** start **

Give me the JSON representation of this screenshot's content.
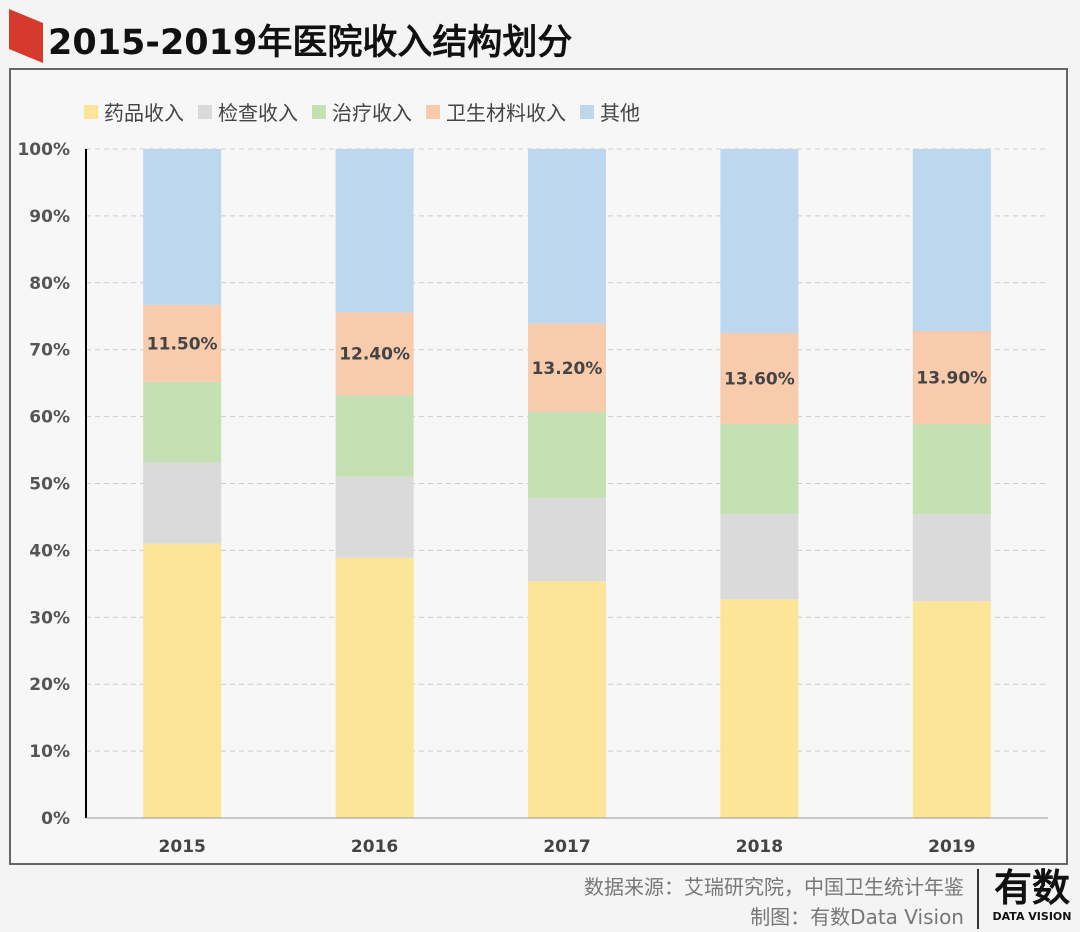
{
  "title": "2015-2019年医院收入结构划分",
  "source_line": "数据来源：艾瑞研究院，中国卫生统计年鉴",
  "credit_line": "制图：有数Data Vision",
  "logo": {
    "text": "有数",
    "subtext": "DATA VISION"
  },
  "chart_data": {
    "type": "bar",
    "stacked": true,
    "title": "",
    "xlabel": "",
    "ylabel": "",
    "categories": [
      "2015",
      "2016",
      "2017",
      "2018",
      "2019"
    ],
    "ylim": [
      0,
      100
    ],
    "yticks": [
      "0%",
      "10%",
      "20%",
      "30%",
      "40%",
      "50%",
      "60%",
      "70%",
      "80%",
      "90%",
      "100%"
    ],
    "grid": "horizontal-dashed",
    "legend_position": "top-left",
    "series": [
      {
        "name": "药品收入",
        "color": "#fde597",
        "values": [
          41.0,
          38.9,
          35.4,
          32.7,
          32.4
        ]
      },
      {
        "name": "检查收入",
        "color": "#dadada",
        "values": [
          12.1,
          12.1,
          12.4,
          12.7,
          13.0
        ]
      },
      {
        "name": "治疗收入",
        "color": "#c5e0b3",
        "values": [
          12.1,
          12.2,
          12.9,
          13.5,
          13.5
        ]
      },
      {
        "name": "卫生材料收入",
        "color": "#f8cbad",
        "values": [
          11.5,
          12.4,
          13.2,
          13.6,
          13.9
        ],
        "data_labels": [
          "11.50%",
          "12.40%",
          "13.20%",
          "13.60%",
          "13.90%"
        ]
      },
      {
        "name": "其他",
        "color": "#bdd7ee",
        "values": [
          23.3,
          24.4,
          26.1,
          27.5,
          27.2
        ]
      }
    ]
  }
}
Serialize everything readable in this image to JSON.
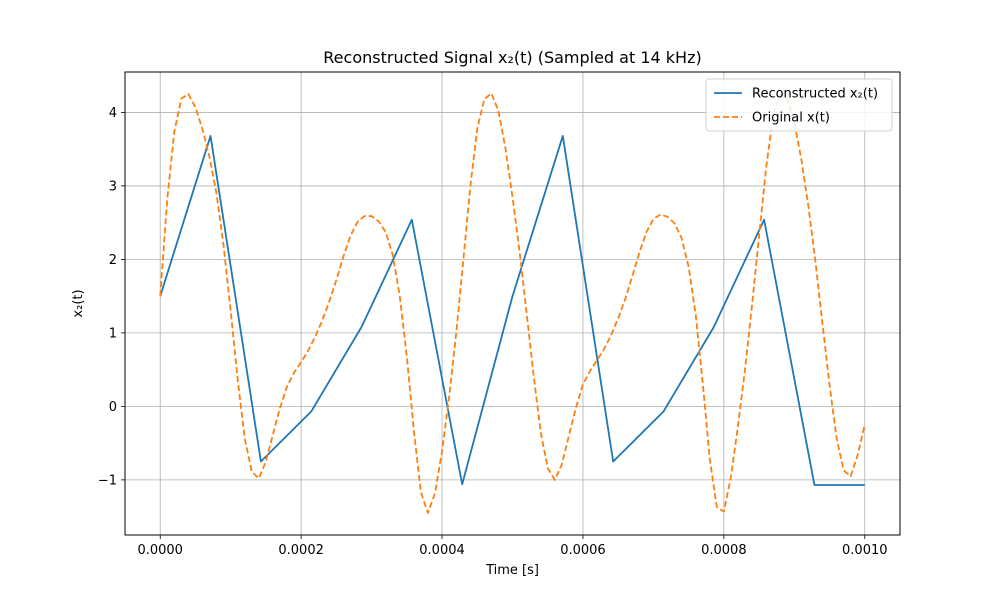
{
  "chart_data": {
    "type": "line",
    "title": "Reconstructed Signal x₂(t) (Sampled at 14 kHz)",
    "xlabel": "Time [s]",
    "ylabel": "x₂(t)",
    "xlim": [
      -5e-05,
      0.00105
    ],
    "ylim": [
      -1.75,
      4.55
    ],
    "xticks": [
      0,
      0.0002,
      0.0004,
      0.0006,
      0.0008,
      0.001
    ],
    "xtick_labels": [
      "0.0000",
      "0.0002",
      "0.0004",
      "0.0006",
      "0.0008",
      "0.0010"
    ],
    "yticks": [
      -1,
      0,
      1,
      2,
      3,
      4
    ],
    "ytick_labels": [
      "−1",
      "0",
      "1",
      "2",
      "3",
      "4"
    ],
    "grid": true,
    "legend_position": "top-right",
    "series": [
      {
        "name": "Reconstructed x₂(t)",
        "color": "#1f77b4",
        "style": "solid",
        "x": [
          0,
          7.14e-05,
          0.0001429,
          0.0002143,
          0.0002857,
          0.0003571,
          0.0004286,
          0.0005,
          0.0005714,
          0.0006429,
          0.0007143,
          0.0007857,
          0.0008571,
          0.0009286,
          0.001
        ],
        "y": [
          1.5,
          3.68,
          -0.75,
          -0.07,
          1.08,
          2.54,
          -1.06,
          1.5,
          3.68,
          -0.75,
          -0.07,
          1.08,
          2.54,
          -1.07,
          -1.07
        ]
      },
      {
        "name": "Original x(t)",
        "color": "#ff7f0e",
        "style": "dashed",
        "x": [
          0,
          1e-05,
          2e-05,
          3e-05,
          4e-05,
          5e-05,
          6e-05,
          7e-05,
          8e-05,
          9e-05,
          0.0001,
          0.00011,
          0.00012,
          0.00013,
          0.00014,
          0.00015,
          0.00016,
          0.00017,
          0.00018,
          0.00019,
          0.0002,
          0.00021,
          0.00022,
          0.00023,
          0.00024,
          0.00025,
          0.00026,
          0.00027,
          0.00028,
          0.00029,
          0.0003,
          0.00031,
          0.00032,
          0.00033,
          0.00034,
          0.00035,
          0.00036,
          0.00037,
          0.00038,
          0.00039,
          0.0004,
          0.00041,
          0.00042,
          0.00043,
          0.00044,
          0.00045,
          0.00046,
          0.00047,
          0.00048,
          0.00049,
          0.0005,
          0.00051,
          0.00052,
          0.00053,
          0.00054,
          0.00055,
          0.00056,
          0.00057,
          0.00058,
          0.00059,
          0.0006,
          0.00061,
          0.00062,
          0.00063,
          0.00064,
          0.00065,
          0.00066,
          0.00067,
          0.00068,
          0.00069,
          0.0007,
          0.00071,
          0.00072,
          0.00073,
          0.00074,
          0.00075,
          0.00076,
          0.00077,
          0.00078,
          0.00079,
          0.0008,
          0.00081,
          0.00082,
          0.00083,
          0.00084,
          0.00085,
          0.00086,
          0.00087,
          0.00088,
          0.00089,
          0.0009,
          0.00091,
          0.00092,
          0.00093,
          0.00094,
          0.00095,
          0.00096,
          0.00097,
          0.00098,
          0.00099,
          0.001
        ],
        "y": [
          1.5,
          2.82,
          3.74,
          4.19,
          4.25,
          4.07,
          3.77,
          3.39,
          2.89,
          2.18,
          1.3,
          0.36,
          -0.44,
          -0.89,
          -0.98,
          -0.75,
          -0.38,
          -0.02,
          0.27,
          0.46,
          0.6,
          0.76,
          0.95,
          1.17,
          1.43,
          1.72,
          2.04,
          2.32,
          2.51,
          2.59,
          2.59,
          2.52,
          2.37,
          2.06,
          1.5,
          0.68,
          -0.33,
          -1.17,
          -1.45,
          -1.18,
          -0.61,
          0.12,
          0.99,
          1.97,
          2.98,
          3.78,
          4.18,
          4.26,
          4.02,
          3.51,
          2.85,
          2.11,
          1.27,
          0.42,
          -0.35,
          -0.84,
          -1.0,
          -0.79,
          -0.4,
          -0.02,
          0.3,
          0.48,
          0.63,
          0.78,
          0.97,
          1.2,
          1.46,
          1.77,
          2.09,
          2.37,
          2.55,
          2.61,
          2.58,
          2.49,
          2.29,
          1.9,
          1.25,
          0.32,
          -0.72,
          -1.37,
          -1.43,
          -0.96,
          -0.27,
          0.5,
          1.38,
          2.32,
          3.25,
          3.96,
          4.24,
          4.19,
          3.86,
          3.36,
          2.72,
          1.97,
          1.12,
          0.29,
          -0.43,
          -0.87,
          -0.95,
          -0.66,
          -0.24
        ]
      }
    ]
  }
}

** end **
** start **

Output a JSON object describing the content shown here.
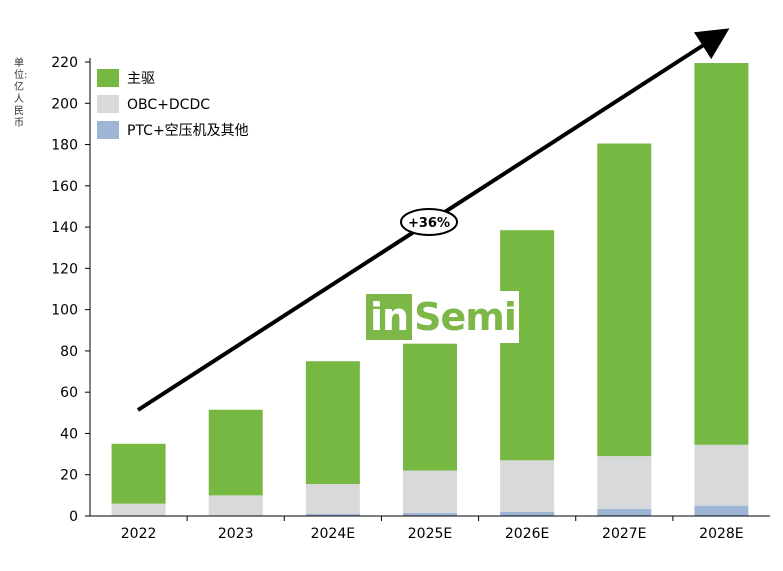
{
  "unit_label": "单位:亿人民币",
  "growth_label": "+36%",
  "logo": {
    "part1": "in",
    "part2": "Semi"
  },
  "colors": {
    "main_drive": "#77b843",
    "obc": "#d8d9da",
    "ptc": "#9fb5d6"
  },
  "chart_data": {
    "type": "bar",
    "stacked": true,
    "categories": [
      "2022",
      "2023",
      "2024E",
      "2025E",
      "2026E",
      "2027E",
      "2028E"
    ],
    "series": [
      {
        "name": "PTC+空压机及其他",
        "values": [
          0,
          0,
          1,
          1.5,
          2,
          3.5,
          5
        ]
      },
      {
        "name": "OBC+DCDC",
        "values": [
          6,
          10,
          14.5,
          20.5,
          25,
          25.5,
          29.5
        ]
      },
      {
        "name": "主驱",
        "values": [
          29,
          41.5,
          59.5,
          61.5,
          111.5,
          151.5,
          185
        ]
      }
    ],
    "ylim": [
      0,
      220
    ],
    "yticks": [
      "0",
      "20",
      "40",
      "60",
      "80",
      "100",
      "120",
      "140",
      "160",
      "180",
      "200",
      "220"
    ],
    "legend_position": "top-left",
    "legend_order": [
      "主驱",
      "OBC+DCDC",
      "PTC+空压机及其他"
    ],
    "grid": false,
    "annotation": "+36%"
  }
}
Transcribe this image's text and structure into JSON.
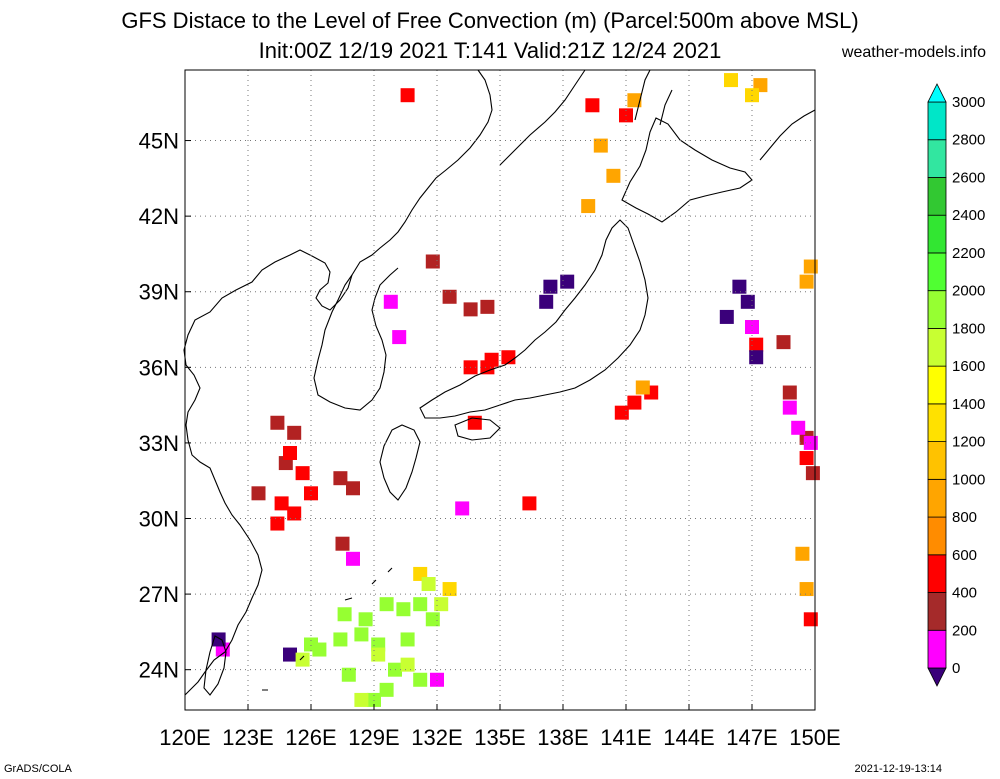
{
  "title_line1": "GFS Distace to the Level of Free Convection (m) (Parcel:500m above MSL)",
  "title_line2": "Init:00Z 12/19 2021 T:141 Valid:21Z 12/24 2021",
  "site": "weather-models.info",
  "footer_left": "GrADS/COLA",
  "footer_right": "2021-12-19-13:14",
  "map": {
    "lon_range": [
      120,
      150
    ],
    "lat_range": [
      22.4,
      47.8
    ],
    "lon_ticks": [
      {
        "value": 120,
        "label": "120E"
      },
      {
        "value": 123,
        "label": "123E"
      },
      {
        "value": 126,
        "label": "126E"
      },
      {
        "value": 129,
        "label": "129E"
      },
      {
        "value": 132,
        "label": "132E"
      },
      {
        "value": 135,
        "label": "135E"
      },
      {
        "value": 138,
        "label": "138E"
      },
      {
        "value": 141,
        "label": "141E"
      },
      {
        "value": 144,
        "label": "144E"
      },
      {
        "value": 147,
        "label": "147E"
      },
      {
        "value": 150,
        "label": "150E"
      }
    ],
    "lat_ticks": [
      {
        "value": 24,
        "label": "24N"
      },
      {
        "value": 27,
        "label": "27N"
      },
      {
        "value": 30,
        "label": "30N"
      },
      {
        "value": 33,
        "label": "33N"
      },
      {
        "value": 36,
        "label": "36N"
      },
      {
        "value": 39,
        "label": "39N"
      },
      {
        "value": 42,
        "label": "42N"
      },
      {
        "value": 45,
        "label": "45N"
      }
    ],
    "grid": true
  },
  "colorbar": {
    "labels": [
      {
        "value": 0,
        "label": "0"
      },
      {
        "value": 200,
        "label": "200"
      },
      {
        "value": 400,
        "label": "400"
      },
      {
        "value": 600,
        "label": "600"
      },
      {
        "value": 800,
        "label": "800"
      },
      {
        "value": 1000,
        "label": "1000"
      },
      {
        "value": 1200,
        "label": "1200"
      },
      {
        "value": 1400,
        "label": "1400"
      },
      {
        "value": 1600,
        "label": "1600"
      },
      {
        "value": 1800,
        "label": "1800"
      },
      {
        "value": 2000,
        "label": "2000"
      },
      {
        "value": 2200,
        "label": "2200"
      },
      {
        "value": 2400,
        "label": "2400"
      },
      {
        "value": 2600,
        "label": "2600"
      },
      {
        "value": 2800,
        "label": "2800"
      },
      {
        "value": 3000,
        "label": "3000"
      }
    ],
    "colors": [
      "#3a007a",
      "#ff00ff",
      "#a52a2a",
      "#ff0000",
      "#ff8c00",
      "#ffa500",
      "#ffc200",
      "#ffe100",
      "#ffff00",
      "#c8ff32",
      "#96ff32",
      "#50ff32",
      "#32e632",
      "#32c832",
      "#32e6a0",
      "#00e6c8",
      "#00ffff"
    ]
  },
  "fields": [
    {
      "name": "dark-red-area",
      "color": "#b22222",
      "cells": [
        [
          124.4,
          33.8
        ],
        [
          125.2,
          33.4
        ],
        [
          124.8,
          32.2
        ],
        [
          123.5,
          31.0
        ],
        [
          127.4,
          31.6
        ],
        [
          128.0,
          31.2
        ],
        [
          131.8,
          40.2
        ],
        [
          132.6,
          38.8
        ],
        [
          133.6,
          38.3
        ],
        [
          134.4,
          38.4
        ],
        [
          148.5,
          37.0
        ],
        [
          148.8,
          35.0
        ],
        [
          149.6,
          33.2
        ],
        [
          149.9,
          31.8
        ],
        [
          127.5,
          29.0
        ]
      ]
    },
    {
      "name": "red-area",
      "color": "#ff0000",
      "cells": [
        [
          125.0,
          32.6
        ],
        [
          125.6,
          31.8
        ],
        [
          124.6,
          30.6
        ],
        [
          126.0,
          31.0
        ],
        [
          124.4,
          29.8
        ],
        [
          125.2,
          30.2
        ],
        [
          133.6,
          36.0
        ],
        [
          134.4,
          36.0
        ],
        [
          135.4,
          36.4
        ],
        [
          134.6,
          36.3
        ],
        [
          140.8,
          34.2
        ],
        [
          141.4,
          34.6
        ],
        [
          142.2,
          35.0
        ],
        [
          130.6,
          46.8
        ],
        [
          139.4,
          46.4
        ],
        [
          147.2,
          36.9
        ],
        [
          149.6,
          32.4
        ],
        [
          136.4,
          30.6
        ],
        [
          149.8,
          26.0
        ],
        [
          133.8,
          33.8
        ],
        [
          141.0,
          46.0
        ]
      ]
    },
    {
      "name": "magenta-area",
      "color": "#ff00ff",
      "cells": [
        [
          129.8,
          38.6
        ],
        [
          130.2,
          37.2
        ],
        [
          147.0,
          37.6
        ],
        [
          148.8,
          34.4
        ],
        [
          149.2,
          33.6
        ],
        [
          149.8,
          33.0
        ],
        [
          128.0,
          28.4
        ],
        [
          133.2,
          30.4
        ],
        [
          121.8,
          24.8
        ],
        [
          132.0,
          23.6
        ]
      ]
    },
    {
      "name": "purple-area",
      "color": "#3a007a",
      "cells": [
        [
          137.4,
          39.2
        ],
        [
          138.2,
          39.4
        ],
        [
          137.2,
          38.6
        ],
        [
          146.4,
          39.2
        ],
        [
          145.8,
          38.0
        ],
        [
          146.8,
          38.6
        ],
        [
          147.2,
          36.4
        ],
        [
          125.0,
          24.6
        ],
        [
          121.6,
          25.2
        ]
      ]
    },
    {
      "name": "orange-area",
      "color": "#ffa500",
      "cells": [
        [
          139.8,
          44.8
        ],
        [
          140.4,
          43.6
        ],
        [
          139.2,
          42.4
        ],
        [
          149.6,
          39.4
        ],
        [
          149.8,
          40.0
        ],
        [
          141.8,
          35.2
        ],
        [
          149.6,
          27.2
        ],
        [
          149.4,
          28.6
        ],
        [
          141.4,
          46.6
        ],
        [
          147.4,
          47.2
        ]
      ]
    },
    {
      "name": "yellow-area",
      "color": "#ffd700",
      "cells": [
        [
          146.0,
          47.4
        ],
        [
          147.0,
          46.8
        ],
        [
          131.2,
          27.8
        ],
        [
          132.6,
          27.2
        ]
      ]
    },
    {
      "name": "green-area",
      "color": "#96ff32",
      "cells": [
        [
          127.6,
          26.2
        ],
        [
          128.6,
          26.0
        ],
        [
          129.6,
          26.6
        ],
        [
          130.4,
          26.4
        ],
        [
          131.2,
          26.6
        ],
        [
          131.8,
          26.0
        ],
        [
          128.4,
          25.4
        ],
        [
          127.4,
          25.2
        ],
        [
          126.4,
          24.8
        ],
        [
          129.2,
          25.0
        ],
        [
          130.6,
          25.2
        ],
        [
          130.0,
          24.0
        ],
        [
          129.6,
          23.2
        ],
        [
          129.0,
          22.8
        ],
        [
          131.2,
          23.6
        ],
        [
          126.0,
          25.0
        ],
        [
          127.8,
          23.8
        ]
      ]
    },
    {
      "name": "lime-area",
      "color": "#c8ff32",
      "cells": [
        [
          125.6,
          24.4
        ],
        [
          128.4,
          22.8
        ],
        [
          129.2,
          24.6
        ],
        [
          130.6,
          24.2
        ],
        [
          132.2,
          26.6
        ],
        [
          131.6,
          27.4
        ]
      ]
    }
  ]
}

** end **

> [What is needed]
Copy all lines from the material that hold "area".

> [Exercise response]
      "name": "dark-red-area",
      "name": "red-area",
      "name": "magenta-area",
      "name": "purple-area",
      "name": "orange-area",
      "name": "yellow-area",
      "name": "green-area",
      "name": "lime-area",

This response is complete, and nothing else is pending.